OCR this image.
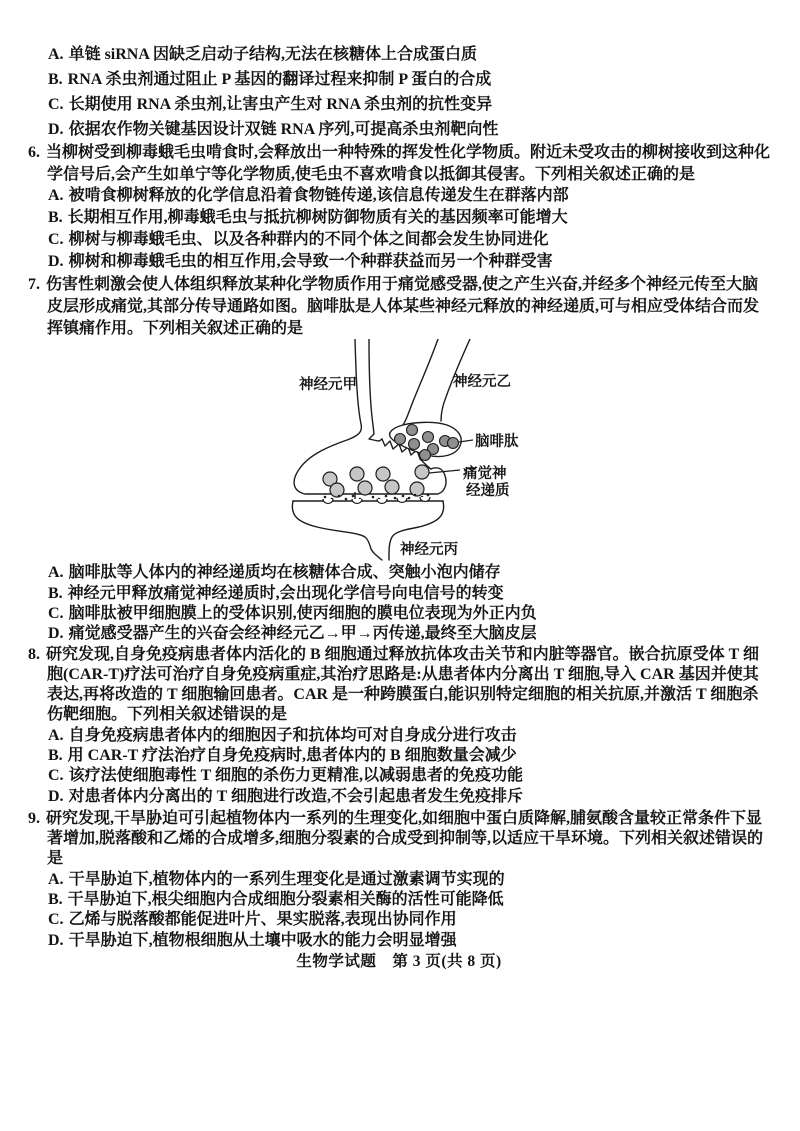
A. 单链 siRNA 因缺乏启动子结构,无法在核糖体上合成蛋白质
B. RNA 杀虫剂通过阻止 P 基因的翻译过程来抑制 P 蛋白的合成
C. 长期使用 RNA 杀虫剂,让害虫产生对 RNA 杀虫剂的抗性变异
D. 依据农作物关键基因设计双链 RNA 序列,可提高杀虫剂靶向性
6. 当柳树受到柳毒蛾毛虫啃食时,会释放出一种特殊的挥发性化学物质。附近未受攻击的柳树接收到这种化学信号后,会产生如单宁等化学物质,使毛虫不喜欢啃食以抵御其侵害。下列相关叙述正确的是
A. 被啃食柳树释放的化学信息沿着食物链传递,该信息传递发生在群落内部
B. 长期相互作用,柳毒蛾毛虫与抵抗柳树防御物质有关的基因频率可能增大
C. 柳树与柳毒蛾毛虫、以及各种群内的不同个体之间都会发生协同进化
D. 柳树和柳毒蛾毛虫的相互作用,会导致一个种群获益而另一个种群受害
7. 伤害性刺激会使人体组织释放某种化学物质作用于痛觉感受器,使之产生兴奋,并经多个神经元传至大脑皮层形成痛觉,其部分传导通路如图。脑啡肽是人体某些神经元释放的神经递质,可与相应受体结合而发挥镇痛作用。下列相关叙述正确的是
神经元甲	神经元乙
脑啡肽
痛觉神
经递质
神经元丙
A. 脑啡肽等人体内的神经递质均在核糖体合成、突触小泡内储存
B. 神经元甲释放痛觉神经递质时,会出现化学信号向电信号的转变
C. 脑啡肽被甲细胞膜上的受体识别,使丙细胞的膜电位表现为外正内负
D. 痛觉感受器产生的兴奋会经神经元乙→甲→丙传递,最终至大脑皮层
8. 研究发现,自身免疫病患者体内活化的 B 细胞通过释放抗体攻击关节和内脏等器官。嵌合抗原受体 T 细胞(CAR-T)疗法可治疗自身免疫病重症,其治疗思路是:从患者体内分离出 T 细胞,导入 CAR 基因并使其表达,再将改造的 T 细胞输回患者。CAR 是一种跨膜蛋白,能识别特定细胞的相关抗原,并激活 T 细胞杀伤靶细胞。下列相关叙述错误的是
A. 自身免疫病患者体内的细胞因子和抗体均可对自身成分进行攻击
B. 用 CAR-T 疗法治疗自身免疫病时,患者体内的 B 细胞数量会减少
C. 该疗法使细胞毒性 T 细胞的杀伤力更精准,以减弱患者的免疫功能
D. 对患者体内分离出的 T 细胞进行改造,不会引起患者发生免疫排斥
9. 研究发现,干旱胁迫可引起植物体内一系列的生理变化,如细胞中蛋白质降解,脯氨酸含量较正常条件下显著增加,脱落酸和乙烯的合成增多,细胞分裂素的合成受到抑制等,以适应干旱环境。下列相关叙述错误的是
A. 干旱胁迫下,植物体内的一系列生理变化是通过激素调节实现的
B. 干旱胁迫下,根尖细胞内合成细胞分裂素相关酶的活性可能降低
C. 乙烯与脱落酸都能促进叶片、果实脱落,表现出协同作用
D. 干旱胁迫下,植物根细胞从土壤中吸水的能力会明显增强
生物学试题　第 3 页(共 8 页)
+ + + + + + +
■ Exercise requirements:
Write the entries above out again exactly, but not the pictures.

■ Solution below:
OCR this image.
A. 单链 siRNA 因缺乏启动子结构,无法在核糖体上合成蛋白质
B. RNA 杀虫剂通过阻止 P 基因的翻译过程来抑制 P 蛋白的合成
C. 长期使用 RNA 杀虫剂,让害虫产生对 RNA 杀虫剂的抗性变异
D. 依据农作物关键基因设计双链 RNA 序列,可提高杀虫剂靶向性
6. 当柳树受到柳毒蛾毛虫啃食时,会释放出一种特殊的挥发性化学物质。附近未受攻击的柳树接收到这种化学信号后,会产生如单宁等化学物质,使毛虫不喜欢啃食以抵御其侵害。下列相关叙述正确的是
A. 被啃食柳树释放的化学信息沿着食物链传递,该信息传递发生在群落内部
B. 长期相互作用,柳毒蛾毛虫与抵抗柳树防御物质有关的基因频率可能增大
C. 柳树与柳毒蛾毛虫、以及各种群内的不同个体之间都会发生协同进化
D. 柳树和柳毒蛾毛虫的相互作用,会导致一个种群获益而另一个种群受害
7. 伤害性刺激会使人体组织释放某种化学物质作用于痛觉感受器,使之产生兴奋,并经多个神经元传至大脑皮层形成痛觉,其部分传导通路如图。脑啡肽是人体某些神经元释放的神经递质,可与相应受体结合而发挥镇痛作用。下列相关叙述正确的是
神经元甲	神经元乙
脑啡肽
痛觉神
经递质
神经元丙
A. 脑啡肽等人体内的神经递质均在核糖体合成、突触小泡内储存
B. 神经元甲释放痛觉神经递质时,会出现化学信号向电信号的转变
C. 脑啡肽被甲细胞膜上的受体识别,使丙细胞的膜电位表现为外正内负
D. 痛觉感受器产生的兴奋会经神经元乙→甲→丙传递,最终至大脑皮层
8. 研究发现,自身免疫病患者体内活化的 B 细胞通过释放抗体攻击关节和内脏等器官。嵌合抗原受体 T 细胞(CAR-T)疗法可治疗自身免疫病重症,其治疗思路是:从患者体内分离出 T 细胞,导入 CAR 基因并使其表达,再将改造的 T 细胞输回患者。CAR 是一种跨膜蛋白,能识别特定细胞的相关抗原,并激活 T 细胞杀伤靶细胞。下列相关叙述错误的是
A. 自身免疫病患者体内的细胞因子和抗体均可对自身成分进行攻击
B. 用 CAR-T 疗法治疗自身免疫病时,患者体内的 B 细胞数量会减少
C. 该疗法使细胞毒性 T 细胞的杀伤力更精准,以减弱患者的免疫功能
D. 对患者体内分离出的 T 细胞进行改造,不会引起患者发生免疫排斥
9. 研究发现,干旱胁迫可引起植物体内一系列的生理变化,如细胞中蛋白质降解,脯氨酸含量较正常条件下显著增加,脱落酸和乙烯的合成增多,细胞分裂素的合成受到抑制等,以适应干旱环境。下列相关叙述错误的是
A. 干旱胁迫下,植物体内的一系列生理变化是通过激素调节实现的
B. 干旱胁迫下,根尖细胞内合成细胞分裂素相关酶的活性可能降低
C. 乙烯与脱落酸都能促进叶片、果实脱落,表现出协同作用
D. 干旱胁迫下,植物根细胞从土壤中吸水的能力会明显增强
生物学试题　第 3 页(共 8 页)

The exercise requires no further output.